Data for this task>
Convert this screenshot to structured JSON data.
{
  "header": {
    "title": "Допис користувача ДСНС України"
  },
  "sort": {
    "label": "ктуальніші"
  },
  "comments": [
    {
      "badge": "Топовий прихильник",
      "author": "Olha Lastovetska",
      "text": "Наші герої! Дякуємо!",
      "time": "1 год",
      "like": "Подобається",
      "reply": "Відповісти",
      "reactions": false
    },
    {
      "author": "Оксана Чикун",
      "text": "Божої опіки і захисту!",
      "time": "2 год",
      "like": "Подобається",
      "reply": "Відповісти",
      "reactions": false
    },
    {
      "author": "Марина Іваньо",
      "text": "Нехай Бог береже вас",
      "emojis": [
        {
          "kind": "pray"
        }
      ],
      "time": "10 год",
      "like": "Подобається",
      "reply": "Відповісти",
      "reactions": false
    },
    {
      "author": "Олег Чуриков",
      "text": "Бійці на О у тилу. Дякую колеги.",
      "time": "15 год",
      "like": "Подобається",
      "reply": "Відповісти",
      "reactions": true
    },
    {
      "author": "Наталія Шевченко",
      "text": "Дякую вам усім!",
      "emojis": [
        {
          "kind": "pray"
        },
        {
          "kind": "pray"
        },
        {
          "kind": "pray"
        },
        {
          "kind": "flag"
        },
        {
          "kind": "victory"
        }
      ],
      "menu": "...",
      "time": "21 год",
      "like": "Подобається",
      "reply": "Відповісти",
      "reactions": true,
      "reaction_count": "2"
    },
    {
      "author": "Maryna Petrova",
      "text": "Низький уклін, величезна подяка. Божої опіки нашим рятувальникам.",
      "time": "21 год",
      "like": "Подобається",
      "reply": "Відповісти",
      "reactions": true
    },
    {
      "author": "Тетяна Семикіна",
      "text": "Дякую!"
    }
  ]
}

Exercise> Scan the data for the word "author" and copy every line where it shows up.

Correct answer>
      "author": "Olha Lastovetska",
      "author": "Оксана Чикун",
      "author": "Марина Іваньо",
      "author": "Олег Чуриков",
      "author": "Наталія Шевченко",
      "author": "Maryna Petrova",
      "author": "Тетяна Семикіна",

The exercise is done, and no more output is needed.